Task list >>
- a) According to the integration notes, which field of TOOL-004 output counts as quote-able?
- b) Copy word for word the part of the integration notes that opens with the words containing "AGT-902 Account Brain: most" and closes with "the BrainAnalysisLog row.".

AGT-402 Forecast Adjuster: existing v23 spec includes expansion as a third forecast component. TOOL-004 augments by providing trend-strength weighting on each open expansion play in ExpansionLog. Plays anchored by linear or exponential trend get higher probability weights; plays anchored by cliff get lower.
AGT-902 Account Brain: most direct caller. Brain integrates TOOL-004 output into BrainAnalysisLog narrative for "real expansion or spike" questions. Quote-able output is the interpretation_for_caller.rationale field; the brain adds source-trace metadata to the BrainAnalysisLog row.

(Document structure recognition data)
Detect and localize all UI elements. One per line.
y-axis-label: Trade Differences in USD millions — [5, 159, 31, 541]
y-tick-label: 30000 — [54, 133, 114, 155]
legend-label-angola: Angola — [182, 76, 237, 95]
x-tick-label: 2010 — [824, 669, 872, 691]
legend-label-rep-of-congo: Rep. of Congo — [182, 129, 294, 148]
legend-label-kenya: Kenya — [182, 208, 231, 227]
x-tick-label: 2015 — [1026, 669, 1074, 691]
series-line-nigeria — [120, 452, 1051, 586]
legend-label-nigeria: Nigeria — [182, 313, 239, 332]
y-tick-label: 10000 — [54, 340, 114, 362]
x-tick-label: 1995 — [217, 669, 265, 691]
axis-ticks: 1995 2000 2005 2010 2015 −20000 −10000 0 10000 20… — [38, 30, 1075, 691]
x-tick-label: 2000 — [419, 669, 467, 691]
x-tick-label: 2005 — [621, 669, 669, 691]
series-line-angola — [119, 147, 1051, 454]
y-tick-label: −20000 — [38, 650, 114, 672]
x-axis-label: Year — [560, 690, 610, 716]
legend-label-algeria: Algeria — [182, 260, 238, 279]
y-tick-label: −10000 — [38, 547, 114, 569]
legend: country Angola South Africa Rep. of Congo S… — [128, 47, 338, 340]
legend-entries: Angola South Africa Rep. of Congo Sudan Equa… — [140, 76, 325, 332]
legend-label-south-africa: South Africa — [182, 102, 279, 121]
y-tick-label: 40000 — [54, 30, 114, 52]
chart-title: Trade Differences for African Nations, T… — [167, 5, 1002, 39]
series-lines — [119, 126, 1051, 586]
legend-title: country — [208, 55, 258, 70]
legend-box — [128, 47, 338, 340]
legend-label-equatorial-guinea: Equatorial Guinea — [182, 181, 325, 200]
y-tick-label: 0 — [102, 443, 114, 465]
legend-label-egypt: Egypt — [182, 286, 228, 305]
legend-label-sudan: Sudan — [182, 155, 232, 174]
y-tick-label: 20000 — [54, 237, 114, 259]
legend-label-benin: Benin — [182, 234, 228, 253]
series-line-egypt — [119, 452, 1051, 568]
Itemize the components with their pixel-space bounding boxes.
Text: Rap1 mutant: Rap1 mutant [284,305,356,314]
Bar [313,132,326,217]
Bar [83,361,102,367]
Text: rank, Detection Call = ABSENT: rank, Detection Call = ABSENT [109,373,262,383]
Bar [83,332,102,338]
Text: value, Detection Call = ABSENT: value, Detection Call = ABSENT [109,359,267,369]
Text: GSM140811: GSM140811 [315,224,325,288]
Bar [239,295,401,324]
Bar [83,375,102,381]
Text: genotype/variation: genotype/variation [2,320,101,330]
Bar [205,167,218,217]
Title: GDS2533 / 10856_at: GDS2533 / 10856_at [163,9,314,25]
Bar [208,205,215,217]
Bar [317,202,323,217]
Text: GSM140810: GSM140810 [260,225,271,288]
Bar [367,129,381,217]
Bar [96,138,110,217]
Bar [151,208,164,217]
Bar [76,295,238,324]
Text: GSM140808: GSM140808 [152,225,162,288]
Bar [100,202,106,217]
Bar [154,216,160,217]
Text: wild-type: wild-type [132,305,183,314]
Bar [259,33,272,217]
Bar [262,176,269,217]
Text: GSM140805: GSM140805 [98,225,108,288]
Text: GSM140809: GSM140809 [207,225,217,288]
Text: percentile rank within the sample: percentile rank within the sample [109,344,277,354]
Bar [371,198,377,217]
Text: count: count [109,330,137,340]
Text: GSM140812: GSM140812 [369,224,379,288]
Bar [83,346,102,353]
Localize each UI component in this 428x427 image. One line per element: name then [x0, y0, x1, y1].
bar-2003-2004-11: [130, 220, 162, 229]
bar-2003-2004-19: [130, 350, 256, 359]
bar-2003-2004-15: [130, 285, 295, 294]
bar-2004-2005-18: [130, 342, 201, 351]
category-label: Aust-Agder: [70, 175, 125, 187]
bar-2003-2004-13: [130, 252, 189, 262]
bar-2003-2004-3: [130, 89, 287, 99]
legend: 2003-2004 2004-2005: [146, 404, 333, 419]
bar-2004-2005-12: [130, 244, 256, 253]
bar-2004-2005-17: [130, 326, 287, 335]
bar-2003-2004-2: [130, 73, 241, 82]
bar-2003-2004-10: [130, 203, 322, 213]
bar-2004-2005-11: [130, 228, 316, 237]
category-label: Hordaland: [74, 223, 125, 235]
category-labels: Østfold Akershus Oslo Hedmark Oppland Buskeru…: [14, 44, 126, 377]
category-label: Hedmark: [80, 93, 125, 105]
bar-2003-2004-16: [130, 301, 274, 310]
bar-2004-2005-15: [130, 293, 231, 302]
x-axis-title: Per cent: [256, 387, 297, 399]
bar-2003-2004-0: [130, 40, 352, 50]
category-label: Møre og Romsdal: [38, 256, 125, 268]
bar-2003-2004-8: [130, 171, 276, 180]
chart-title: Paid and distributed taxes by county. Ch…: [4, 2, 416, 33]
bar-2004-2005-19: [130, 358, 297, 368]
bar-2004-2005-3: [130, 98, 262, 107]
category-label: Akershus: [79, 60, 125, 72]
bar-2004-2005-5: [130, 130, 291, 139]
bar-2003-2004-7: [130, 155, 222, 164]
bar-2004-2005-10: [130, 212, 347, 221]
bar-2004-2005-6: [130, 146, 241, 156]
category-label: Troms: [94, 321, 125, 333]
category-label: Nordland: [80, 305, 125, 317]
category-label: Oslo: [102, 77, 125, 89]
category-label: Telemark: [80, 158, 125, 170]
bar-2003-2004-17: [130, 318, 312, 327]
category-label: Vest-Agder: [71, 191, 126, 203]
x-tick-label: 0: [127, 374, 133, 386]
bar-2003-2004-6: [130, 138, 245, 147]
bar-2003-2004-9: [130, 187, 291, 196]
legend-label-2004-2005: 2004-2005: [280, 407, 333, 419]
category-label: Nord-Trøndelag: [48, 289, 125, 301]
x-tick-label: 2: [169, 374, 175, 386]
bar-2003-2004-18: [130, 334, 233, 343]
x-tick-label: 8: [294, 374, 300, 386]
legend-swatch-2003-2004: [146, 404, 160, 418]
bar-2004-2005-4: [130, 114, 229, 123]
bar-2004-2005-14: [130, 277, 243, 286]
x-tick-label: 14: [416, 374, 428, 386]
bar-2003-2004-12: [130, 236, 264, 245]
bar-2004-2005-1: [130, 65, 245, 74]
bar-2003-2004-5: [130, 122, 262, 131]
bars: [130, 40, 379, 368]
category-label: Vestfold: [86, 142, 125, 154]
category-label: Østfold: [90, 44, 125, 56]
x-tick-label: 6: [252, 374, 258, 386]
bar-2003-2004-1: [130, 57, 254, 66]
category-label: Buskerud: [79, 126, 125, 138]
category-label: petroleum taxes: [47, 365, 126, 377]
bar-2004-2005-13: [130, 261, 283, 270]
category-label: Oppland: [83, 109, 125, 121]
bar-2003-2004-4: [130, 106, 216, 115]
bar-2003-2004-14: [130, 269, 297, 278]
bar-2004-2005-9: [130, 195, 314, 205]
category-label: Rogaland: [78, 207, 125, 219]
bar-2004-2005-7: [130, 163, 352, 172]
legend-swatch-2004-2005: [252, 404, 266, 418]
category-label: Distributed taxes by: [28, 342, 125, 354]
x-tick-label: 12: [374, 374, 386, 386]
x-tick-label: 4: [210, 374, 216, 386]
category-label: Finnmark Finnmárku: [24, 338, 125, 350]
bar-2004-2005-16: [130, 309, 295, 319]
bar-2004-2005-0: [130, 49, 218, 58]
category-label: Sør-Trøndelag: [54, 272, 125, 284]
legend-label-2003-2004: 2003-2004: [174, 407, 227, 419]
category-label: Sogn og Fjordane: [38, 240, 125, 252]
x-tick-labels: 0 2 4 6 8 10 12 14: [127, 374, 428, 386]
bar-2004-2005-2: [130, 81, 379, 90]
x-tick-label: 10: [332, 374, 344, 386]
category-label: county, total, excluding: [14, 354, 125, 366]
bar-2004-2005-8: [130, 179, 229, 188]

Responses to the exercise >>
- a) The interpretation_for_caller.rationale field.

- b)
AGT-902 Account Brain: most direct caller. Brain integrates TOOL-004 output into BrainAnalysisLog narrative for "real expansion or spike" questions. Quote-able output is the interpretation_for_caller.rationale field; the brain adds source-trace metadata to the BrainAnalysisLog row.